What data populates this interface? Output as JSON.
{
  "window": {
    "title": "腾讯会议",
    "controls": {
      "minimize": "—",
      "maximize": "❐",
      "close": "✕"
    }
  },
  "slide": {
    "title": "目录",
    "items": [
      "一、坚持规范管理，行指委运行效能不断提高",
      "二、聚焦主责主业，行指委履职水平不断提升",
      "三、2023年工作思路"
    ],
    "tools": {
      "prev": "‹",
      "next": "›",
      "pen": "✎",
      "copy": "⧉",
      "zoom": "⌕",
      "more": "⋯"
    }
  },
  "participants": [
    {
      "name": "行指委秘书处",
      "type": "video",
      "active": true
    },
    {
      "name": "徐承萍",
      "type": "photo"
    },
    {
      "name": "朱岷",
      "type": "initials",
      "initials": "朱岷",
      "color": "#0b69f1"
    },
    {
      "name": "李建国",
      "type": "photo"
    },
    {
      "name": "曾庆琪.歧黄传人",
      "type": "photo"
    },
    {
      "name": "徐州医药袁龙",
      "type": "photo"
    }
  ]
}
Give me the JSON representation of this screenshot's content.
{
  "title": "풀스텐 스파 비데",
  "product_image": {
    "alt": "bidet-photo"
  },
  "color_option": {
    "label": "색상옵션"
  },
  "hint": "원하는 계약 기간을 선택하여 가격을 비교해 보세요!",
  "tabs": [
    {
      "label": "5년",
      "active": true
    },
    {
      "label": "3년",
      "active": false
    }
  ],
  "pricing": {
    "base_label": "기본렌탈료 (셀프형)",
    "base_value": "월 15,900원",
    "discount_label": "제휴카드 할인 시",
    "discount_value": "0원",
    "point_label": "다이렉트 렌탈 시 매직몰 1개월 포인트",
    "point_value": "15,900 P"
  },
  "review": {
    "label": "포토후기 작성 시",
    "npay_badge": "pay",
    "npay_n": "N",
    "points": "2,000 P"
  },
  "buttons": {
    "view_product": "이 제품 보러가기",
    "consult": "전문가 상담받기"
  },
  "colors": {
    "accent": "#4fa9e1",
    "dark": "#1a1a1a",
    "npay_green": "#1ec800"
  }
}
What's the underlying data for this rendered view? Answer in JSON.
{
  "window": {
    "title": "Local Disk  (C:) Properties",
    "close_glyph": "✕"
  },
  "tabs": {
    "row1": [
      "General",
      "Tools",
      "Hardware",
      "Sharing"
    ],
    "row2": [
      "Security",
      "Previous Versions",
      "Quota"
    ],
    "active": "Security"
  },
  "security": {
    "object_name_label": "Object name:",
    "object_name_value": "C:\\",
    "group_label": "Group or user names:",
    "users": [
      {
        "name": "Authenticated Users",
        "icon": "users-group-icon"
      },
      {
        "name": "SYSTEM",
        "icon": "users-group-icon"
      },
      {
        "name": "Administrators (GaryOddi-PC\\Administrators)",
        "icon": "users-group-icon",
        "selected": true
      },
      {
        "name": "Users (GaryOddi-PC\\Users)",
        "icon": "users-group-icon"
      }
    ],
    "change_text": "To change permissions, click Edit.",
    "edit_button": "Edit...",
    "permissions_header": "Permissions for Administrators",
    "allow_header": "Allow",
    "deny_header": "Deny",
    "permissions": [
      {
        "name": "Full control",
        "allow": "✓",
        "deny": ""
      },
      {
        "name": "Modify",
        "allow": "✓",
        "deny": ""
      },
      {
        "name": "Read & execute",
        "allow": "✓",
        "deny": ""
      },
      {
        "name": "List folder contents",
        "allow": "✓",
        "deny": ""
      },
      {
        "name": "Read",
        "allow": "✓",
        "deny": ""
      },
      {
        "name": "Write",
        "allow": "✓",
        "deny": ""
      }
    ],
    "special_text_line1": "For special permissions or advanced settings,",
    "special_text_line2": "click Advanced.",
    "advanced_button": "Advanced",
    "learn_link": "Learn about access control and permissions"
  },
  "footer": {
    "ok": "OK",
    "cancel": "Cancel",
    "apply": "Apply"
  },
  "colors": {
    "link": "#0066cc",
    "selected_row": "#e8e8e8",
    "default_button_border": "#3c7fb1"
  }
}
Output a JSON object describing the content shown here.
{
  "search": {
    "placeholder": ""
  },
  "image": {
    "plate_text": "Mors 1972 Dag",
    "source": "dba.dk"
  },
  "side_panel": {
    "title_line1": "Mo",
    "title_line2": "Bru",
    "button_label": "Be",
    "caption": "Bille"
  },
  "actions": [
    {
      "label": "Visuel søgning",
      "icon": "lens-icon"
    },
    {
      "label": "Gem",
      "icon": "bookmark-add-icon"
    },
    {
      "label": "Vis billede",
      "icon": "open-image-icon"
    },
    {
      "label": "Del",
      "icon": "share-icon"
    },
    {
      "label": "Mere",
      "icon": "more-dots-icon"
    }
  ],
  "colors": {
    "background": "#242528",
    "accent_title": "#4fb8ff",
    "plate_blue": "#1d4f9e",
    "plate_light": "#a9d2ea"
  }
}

------------------------------

Copy down every line of the material above that includes the string "Edit".

    "change_text": "To change permissions, click Edit.",
    "edit_button": "Edit...",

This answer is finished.